━━━ Entries supplied
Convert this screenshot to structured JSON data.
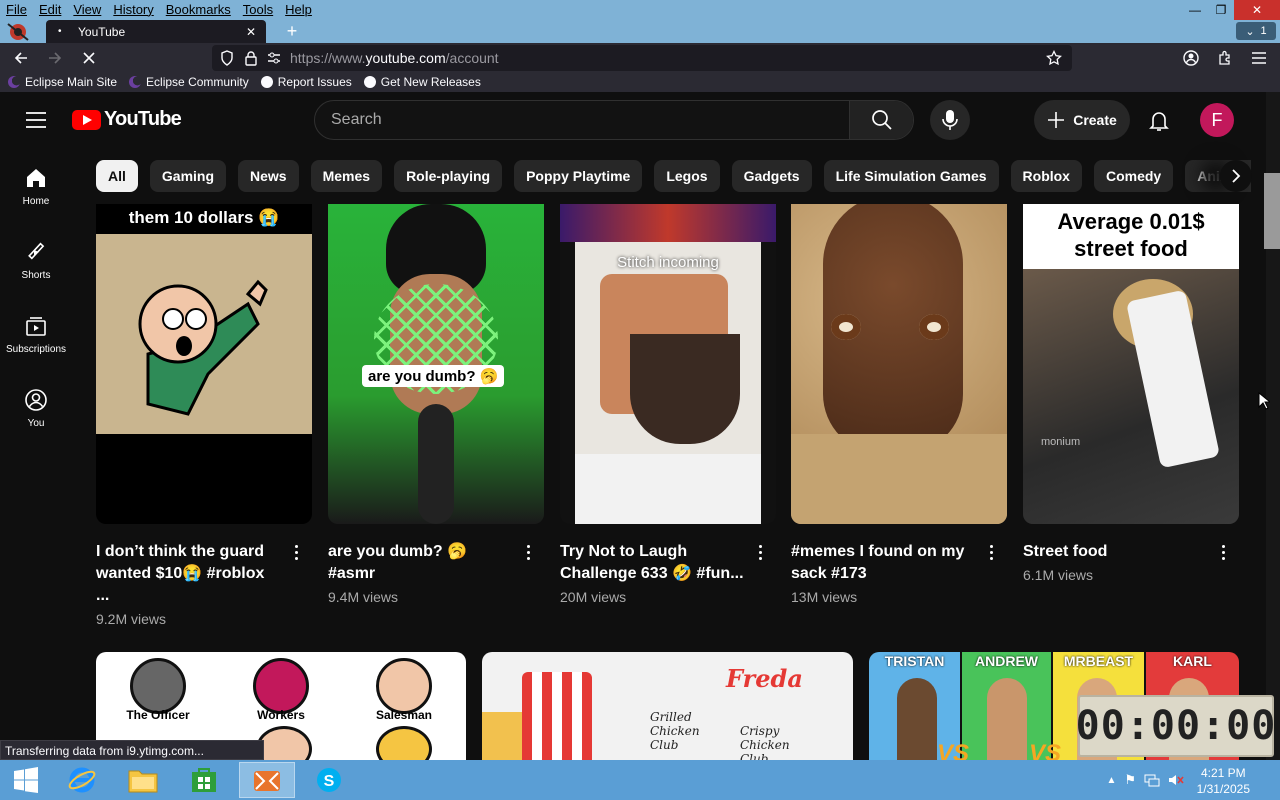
{
  "browser": {
    "menu": [
      "File",
      "Edit",
      "View",
      "History",
      "Bookmarks",
      "Tools",
      "Help"
    ],
    "tab_title": "YouTube",
    "tab_count": "1",
    "url_prefix": "https://www.",
    "url_host": "youtube.com",
    "url_path": "/account",
    "bookmarks": [
      "Eclipse Main Site",
      "Eclipse Community",
      "Report Issues",
      "Get New Releases"
    ],
    "status": "Transferring data from i9.ytimg.com..."
  },
  "youtube": {
    "logo_text": "YouTube",
    "search_placeholder": "Search",
    "create_label": "Create",
    "avatar_letter": "F",
    "sidebar": [
      {
        "label": "Home",
        "icon": "home-icon"
      },
      {
        "label": "Shorts",
        "icon": "shorts-icon"
      },
      {
        "label": "Subscriptions",
        "icon": "subscriptions-icon"
      },
      {
        "label": "You",
        "icon": "you-icon"
      }
    ],
    "chips": [
      "All",
      "Gaming",
      "News",
      "Memes",
      "Role-playing",
      "Poppy Playtime",
      "Legos",
      "Gadgets",
      "Life Simulation Games",
      "Roblox",
      "Comedy",
      "Animated f"
    ],
    "shorts": [
      {
        "title": "I don’t think the guard wanted $10😭 #roblox ...",
        "views": "9.2M views",
        "caption": "them 10 dollars 😭"
      },
      {
        "title": "are you dumb? 🥱 #asmr",
        "views": "9.4M views",
        "caption": "are you dumb? 🥱"
      },
      {
        "title": "Try Not to Laugh Challenge 633 🤣 #fun...",
        "views": "20M views",
        "caption": "Stitch incoming"
      },
      {
        "title": "#memes I found on my sack #173",
        "views": "13M views",
        "caption": ""
      },
      {
        "title": "Street food",
        "views": "6.1M views",
        "caption": "Average 0.01$ street food",
        "watermark": "monium"
      }
    ],
    "bottom_thumbs": {
      "first": [
        "The Officer",
        "Workers",
        "Salesman"
      ],
      "second": [
        "Freda",
        "Grilled Chicken Club",
        "Crispy Chicken Club"
      ],
      "third": [
        "TRISTAN",
        "ANDREW",
        "MRBEAST",
        "KARL"
      ],
      "vs": "VS"
    },
    "timer": "00:00:00"
  },
  "taskbar": {
    "time": "4:21 PM",
    "date": "1/31/2025"
  },
  "colors": {
    "accent": "#ff0000",
    "avatar": "#c2185b",
    "taskbar": "#5a9ed5"
  }
}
━━━━━━
### Problem description:
Copy out all lines that carry the word "data".

### Written answer:
Convert this screenshot to structured JSON data.
    "status": "Transferring data from i9.ytimg.com..."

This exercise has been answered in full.